◆ **EXTRACTED DATA**
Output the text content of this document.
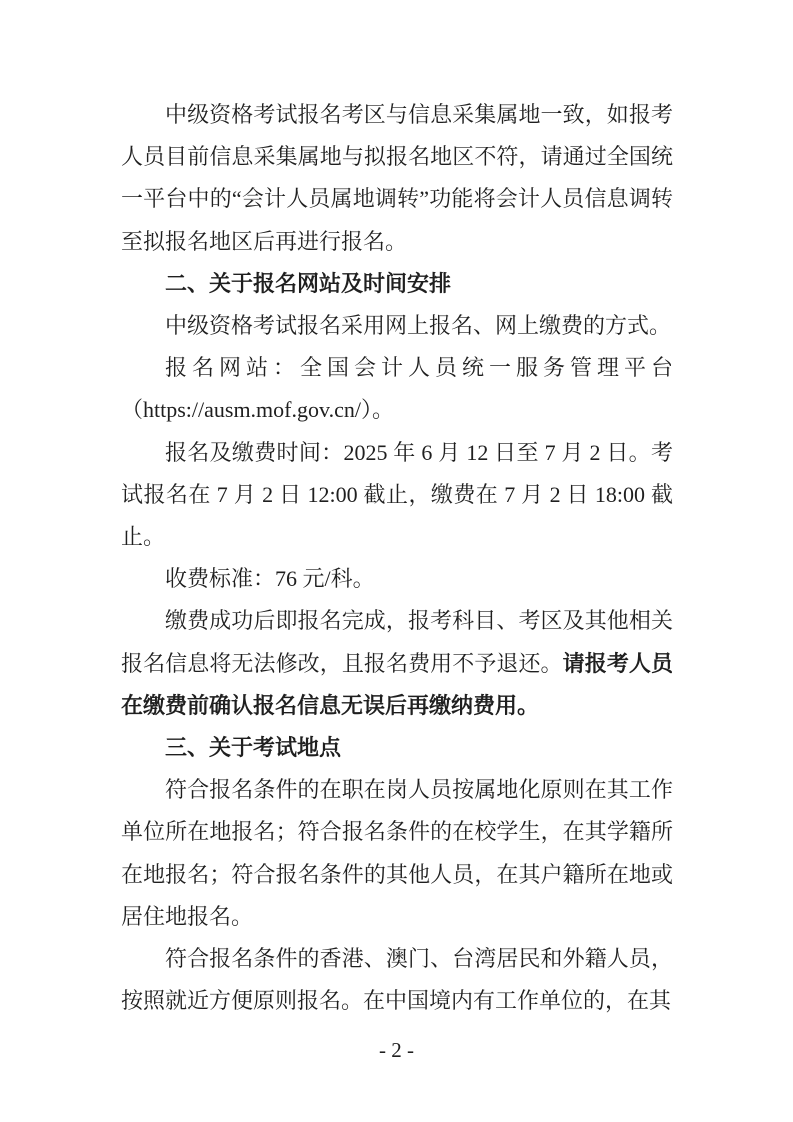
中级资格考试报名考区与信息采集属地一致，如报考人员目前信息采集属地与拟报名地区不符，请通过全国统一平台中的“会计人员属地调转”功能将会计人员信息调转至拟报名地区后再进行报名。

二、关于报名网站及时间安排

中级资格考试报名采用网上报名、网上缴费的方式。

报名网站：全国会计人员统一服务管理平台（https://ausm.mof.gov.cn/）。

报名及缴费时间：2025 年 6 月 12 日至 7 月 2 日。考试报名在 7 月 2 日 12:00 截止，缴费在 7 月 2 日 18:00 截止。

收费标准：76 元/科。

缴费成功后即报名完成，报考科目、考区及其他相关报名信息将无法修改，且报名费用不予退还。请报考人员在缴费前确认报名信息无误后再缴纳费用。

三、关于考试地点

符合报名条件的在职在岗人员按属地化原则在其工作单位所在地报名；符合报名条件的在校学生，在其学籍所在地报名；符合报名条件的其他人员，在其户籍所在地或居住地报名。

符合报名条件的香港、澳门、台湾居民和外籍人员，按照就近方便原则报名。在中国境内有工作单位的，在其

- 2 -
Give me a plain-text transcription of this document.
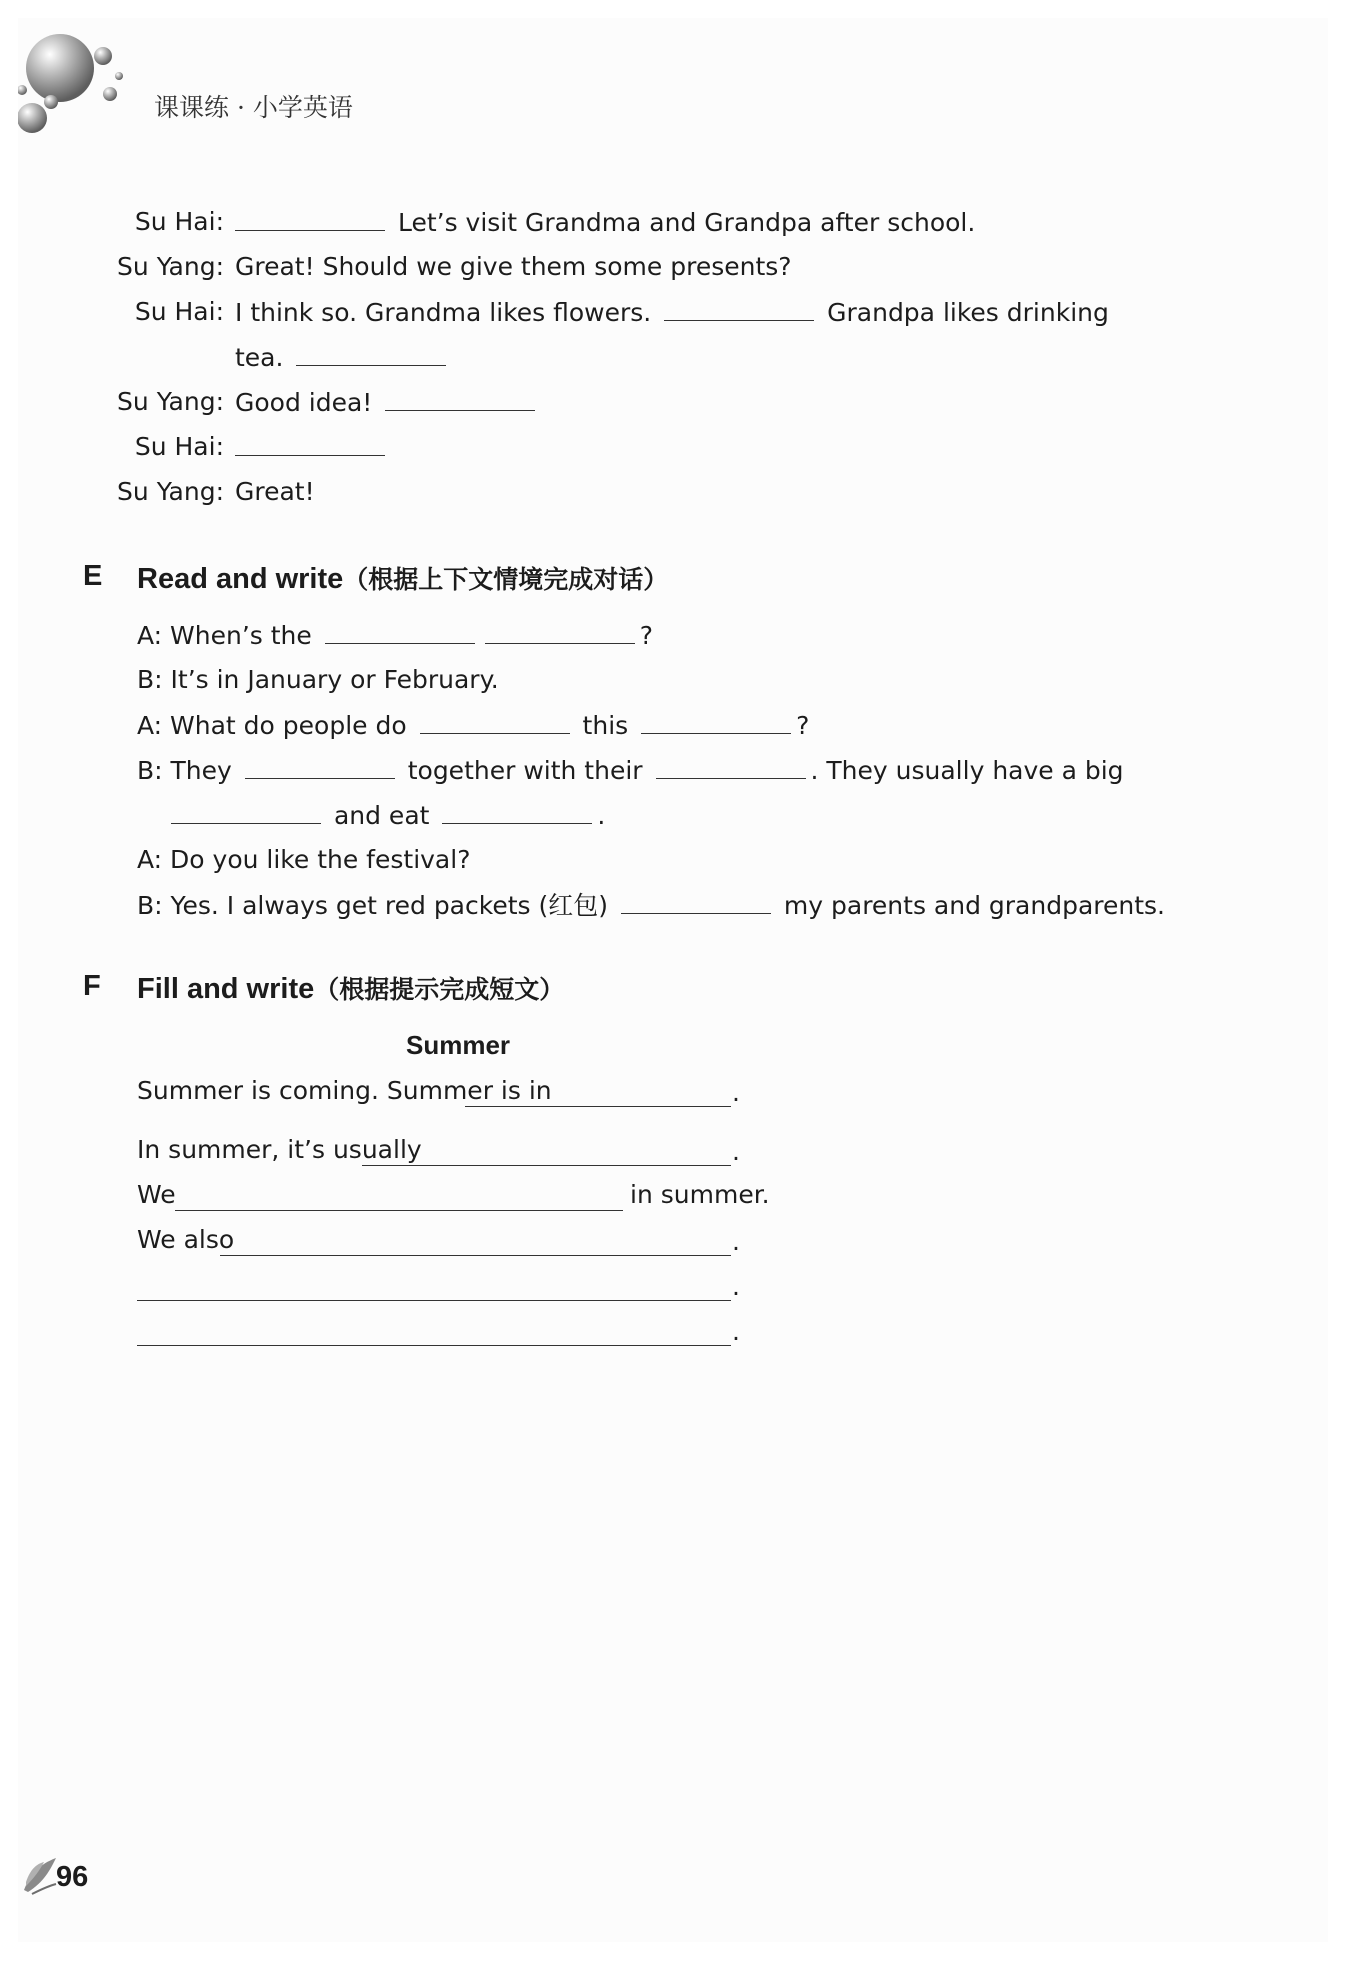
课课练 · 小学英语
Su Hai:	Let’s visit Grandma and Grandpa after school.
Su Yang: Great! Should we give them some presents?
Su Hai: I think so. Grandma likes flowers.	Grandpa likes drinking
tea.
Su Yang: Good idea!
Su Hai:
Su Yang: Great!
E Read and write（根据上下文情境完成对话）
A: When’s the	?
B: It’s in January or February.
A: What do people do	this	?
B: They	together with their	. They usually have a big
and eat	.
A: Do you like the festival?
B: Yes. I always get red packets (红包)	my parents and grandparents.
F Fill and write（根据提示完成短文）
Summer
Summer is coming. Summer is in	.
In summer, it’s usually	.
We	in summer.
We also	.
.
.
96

◆ **REQUIRED TASK**
Quote only the lines that start at the line holding "Give me a plain-text" and end at the last line of the entries, including both of those lines, and omit every picture.

◆ **SOLVED PROBLEM**
Give me a plain-text transcription of this document.
课课练 · 小学英语
Su Hai:	Let’s visit Grandma and Grandpa after school.
Su Yang: Great! Should we give them some presents?
Su Hai: I think so. Grandma likes flowers.	Grandpa likes drinking
tea.
Su Yang: Good idea!
Su Hai:
Su Yang: Great!
E Read and write（根据上下文情境完成对话）
A: When’s the	?
B: It’s in January or February.
A: What do people do	this	?
B: They	together with their	. They usually have a big
and eat	.
A: Do you like the festival?
B: Yes. I always get red packets (红包)	my parents and grandparents.
F Fill and write（根据提示完成短文）
Summer
Summer is coming. Summer is in	.
In summer, it’s usually	.
We	in summer.
We also	.
.
.
96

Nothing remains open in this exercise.